--- Your instructions ---
Reproduce each line from the records that holds "Cameras".

--- Given entries ---
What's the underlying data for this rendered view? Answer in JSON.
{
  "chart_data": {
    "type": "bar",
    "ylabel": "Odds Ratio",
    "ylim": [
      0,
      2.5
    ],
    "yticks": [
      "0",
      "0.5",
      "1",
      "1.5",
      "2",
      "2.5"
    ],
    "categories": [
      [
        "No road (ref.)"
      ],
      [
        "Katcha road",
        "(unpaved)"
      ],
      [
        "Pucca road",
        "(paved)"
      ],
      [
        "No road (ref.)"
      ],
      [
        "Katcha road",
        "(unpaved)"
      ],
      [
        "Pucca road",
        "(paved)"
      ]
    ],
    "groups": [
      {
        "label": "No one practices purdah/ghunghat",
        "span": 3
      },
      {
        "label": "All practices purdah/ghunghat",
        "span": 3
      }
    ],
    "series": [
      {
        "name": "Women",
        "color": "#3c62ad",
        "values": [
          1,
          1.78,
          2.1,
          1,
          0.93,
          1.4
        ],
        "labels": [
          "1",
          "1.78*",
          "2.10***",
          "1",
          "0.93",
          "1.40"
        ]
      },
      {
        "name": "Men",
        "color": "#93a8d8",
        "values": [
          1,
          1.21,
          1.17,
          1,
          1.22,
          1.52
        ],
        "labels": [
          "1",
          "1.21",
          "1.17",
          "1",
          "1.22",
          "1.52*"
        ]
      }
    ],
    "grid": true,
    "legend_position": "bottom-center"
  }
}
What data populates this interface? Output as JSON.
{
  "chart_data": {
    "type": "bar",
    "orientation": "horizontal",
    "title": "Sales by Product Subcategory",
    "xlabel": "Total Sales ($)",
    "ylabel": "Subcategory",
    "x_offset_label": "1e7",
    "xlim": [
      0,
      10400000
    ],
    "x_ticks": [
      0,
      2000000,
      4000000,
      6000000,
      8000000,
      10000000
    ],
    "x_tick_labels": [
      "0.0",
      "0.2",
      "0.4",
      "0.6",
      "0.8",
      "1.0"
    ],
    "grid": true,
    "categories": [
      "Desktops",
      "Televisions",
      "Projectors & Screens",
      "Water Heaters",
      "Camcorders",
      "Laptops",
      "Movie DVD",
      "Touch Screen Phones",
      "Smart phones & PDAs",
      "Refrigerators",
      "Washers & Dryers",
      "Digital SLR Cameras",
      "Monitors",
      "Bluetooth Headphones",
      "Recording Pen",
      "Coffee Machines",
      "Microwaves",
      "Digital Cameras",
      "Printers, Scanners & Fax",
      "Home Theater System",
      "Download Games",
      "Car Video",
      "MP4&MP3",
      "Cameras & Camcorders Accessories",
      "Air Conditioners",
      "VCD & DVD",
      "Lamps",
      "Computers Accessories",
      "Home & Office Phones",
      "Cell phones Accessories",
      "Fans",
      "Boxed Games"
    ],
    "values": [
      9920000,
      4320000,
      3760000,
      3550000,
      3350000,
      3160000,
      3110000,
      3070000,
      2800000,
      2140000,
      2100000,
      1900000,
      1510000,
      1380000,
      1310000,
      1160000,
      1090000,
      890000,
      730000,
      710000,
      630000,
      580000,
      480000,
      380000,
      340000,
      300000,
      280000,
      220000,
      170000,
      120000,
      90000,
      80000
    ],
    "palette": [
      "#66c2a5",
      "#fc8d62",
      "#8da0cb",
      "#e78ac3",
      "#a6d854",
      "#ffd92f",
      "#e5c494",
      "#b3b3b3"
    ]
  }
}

--- Solution ---
      "Digital SLR Cameras",
      "Digital Cameras",
      "Cameras & Camcorders Accessories",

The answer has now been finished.